◆ Selected extract ◆
_ _ _ _

Skip to content
Ingredients
- 2–3 lb pork loin or pork shoulder
- 1 cup whole berry cranberry sauce (or canned jellied, melted)
- 1/2 cup balsamic vinegar
- 1/4 cup brown sugar or honey
- 1 small onion, sliced
- 3 cloves garlic, minced
- 1 teaspoon dried rosemary or thyme
- 1/2 teaspoon salt
- 1/2 teaspoon black pepper
Instructions
- Add pork
Place sliced onion in the bottom of the slow cooker. Set pork on top.
- Make the sauce
In a bowl, whisk cranberry sauce, balsamic vinegar, brown sugar (or honey), garlic, rosemary, salt, and pepper.
- Cook
Pour sauce over the pork.
Cover and cook:
- LOW: 7–8 hours
- HIGH: 4–5 hours
Until pork is tender and easily shreddable.
- Serve
Slice or shred pork and spoon the cranberry balsamic sauce over the top.

_ _ _ _

◆ Data under study ◆
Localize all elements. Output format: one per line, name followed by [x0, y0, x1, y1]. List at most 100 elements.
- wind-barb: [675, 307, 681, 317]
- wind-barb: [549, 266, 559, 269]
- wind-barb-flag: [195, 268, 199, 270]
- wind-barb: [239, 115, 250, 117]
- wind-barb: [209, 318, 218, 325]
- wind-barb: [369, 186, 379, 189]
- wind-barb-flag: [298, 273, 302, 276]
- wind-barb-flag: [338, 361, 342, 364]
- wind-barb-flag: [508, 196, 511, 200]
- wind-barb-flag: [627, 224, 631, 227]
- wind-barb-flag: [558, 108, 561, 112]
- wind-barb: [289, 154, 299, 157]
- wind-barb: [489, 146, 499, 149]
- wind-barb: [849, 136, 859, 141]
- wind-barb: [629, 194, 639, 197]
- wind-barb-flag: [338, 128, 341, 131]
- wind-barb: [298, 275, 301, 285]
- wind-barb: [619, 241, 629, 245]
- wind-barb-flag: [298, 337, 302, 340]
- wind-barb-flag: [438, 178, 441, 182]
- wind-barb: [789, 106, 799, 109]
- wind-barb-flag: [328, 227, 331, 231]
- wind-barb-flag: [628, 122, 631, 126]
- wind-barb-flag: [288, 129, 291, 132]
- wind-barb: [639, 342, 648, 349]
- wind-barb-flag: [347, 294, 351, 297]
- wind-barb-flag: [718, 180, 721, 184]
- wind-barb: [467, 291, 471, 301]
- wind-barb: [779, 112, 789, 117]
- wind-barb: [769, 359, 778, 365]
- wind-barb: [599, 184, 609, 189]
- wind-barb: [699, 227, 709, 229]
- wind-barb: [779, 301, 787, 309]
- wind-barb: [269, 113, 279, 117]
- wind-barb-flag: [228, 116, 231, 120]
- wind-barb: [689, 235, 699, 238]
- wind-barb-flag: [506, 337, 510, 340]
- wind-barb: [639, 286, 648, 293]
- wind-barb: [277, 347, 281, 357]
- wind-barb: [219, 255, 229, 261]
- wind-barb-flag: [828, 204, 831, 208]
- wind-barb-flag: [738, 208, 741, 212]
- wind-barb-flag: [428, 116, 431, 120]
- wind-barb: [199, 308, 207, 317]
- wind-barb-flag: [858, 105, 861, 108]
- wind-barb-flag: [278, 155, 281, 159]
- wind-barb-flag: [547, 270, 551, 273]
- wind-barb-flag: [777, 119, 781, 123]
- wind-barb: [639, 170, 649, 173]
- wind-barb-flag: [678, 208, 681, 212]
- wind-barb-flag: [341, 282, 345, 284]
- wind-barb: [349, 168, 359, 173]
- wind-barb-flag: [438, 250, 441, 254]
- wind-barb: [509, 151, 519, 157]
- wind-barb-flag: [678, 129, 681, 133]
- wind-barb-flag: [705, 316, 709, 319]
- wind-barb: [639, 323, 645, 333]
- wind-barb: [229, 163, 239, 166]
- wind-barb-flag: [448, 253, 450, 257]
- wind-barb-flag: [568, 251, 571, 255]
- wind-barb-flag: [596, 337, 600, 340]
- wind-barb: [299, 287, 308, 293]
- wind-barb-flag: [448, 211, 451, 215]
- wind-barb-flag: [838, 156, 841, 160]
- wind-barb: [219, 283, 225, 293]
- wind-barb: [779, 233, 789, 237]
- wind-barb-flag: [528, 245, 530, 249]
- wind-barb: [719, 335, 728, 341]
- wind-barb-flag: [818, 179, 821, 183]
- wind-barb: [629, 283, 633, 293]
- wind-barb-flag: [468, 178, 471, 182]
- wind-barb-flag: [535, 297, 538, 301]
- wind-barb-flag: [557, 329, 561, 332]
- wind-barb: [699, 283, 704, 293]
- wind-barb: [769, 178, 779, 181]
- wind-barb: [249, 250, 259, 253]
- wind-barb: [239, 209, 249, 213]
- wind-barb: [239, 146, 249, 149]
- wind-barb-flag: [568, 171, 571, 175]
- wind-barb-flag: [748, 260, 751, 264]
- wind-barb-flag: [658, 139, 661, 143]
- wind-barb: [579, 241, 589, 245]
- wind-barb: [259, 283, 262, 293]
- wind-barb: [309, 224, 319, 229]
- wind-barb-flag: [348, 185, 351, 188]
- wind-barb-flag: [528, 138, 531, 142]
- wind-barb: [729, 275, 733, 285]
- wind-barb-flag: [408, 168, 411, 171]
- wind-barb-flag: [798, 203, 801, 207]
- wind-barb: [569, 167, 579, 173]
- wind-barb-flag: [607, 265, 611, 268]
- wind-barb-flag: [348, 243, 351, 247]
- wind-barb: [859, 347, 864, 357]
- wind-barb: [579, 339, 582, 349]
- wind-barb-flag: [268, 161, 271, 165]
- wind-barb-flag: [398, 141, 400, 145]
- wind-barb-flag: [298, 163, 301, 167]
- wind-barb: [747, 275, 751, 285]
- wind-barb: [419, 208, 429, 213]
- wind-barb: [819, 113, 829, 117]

_ _ _ _

◆ Problems and tasks ◆
1. Decide whether each statement agrees with the cranberry balsamic pork recipe. Answer yes or no, and quote the recipe's deciding words. (a) The recipe calls for half a cup of balsamic vinegar. (b) The pork goes into the slow cooker first, with the onion laid over it. (c) Cooked on HIGH, the pork needs 7–8 hours.
2. Carry on the cranberry balsamic pork recipe from its last instruction.
The rows play no part in what follows.

◆ Answers ◆
1.
(a) Yes: "1/2 cup balsamic vinegar"
(b) No: "Place sliced onion in the bottom of the slow cooker. Set pork on top."
(c) No: "HIGH: 4–5 hours"

2.
Optional: Thicker Sauce
- Remove pork and whisk 1 tablespoon cornstarch + 2 tablespoons water into the sauce.
- Cook on HIGH for 10–15 minutes until thickened, then return pork.
Serving Ideas
- Over mashed potatoes or rice
- With roasted vegetables
- On sandwich rolls for cranberry pork sliders
Tips
- Pork shoulder gives the most tender, juicy result; pork loin slices nicely.
- For extra depth, add a splash of orange juice or a bit of orange zest.
- This dish tastes even better the next day.